SHORT TASK> Gather each line containing the string "bevolkingsopbouw" from these entries.
- - - - -
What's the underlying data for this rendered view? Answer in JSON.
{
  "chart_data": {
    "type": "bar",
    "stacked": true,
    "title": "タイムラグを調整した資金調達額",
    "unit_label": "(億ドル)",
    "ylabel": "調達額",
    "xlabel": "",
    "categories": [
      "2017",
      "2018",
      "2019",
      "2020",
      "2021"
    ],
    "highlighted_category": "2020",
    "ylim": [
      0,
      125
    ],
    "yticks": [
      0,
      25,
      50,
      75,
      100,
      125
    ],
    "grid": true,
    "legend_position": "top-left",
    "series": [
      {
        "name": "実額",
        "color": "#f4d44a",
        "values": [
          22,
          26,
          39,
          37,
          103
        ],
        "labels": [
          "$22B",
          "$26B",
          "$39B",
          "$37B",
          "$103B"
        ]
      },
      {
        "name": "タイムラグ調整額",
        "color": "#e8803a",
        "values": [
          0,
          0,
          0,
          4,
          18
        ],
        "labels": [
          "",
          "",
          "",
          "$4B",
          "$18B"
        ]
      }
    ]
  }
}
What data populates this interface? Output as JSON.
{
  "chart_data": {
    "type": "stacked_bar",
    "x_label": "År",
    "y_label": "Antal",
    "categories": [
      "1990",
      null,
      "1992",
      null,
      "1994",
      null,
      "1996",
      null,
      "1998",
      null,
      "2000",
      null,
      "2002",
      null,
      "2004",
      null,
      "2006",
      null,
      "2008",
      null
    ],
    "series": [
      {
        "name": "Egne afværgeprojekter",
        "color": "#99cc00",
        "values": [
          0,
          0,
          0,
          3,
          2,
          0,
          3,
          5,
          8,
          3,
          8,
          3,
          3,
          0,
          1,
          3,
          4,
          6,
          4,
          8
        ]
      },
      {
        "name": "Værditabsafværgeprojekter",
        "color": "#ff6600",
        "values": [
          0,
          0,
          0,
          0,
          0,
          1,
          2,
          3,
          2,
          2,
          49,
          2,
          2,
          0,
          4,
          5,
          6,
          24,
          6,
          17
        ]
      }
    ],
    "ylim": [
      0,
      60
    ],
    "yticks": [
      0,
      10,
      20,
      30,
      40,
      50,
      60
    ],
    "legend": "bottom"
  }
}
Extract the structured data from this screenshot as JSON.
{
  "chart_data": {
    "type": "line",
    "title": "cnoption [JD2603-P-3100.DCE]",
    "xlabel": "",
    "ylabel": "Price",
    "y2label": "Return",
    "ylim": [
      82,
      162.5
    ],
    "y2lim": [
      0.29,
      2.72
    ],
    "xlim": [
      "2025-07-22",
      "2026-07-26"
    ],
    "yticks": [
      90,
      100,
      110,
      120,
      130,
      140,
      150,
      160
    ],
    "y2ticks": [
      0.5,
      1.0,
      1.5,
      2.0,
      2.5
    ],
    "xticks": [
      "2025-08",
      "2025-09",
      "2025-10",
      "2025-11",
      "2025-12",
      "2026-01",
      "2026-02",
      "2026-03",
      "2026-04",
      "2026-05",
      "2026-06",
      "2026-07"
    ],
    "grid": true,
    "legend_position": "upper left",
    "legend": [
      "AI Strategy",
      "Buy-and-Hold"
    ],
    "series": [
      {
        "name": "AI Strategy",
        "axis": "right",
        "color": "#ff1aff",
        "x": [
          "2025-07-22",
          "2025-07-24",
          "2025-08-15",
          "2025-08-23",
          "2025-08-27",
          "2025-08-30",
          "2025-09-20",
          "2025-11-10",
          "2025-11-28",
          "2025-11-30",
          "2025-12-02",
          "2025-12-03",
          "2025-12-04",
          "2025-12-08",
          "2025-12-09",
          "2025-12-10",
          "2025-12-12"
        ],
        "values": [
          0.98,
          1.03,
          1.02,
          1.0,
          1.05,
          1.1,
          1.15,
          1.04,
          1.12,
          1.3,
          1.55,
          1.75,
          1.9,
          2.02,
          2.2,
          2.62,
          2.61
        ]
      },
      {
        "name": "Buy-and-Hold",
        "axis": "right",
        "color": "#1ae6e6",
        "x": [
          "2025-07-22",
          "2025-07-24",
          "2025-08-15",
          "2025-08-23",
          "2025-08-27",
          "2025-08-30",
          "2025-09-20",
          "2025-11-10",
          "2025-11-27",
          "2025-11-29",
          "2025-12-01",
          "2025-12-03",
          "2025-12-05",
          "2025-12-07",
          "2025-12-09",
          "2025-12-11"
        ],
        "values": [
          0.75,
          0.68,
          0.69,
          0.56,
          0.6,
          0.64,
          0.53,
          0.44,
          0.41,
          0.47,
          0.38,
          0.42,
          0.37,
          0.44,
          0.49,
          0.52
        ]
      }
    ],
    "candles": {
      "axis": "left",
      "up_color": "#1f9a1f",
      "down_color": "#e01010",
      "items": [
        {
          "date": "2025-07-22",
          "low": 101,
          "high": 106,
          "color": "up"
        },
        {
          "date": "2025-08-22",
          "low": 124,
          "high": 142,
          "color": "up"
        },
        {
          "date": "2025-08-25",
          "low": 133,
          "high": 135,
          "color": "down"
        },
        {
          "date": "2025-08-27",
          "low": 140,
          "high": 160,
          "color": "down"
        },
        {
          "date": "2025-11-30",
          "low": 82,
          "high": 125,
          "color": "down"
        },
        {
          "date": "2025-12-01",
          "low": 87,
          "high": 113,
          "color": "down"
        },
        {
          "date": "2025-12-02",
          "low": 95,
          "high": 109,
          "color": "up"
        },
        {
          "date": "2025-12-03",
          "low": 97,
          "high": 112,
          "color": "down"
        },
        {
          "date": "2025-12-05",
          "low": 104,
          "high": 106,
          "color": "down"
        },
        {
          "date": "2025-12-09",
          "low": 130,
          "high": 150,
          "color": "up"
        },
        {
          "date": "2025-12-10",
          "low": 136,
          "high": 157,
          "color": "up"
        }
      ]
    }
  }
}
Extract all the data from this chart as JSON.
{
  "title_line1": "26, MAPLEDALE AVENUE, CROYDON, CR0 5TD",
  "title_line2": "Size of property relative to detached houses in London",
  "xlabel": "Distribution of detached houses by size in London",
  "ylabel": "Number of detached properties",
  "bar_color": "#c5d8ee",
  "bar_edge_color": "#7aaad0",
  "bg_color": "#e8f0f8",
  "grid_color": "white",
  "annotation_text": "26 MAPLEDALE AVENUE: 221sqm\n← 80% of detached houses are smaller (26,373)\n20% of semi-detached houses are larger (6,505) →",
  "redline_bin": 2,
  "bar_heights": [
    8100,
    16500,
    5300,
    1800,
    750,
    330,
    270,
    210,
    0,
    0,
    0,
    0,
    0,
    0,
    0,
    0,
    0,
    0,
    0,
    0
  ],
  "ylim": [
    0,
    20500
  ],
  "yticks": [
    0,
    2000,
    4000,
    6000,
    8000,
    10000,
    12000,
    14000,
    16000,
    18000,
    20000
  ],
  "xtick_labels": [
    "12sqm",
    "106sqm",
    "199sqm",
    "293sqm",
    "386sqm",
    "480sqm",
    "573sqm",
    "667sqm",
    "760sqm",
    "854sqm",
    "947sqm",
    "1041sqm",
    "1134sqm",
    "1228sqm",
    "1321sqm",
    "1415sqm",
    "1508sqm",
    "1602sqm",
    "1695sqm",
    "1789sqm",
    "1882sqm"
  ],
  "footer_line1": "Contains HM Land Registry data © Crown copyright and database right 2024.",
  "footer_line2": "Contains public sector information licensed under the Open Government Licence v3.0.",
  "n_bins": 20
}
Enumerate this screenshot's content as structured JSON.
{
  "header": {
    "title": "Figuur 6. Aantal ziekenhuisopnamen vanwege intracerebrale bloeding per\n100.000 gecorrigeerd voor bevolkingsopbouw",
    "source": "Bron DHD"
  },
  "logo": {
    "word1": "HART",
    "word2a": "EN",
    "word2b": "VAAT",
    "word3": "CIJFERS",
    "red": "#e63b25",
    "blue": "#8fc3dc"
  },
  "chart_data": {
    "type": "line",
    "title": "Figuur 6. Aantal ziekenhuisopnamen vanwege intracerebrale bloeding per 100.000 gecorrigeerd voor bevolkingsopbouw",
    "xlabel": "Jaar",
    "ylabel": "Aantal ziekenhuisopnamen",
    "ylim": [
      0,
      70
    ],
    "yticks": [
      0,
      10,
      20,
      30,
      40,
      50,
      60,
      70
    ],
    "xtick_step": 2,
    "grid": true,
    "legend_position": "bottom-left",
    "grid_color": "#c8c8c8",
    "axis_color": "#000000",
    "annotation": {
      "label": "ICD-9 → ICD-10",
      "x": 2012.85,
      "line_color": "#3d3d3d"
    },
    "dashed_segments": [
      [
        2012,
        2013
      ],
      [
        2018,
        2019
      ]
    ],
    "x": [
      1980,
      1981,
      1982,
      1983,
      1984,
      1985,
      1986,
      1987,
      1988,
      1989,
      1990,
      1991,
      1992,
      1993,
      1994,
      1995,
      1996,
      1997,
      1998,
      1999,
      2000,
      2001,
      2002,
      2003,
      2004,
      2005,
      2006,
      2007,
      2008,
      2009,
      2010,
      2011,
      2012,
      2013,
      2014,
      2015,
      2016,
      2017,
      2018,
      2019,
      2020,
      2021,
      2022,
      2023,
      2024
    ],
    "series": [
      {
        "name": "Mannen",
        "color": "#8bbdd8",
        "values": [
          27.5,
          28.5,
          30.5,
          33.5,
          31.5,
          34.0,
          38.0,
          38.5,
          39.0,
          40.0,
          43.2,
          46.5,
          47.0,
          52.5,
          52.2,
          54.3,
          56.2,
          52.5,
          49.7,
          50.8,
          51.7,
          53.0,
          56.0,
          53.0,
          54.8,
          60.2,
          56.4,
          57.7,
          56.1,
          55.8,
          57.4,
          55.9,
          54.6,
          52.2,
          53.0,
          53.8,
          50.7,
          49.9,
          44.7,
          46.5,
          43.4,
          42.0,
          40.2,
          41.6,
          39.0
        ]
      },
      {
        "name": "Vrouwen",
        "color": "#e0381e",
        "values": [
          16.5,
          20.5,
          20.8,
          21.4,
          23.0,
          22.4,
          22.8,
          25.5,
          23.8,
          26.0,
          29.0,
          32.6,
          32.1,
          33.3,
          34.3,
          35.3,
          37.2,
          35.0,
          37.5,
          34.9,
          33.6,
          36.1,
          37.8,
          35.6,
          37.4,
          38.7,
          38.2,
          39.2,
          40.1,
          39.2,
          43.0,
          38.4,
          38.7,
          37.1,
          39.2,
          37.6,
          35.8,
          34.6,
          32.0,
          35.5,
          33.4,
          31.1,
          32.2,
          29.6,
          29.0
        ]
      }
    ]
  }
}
- - - - -
TASK OUTPUT>
    "title": "Figuur 6. Aantal ziekenhuisopnamen vanwege intracerebrale bloeding per\n100.000 gecorrigeerd voor bevolkingsopbouw",
    "title": "Figuur 6. Aantal ziekenhuisopnamen vanwege intracerebrale bloeding per 100.000 gecorrigeerd voor bevolkingsopbouw",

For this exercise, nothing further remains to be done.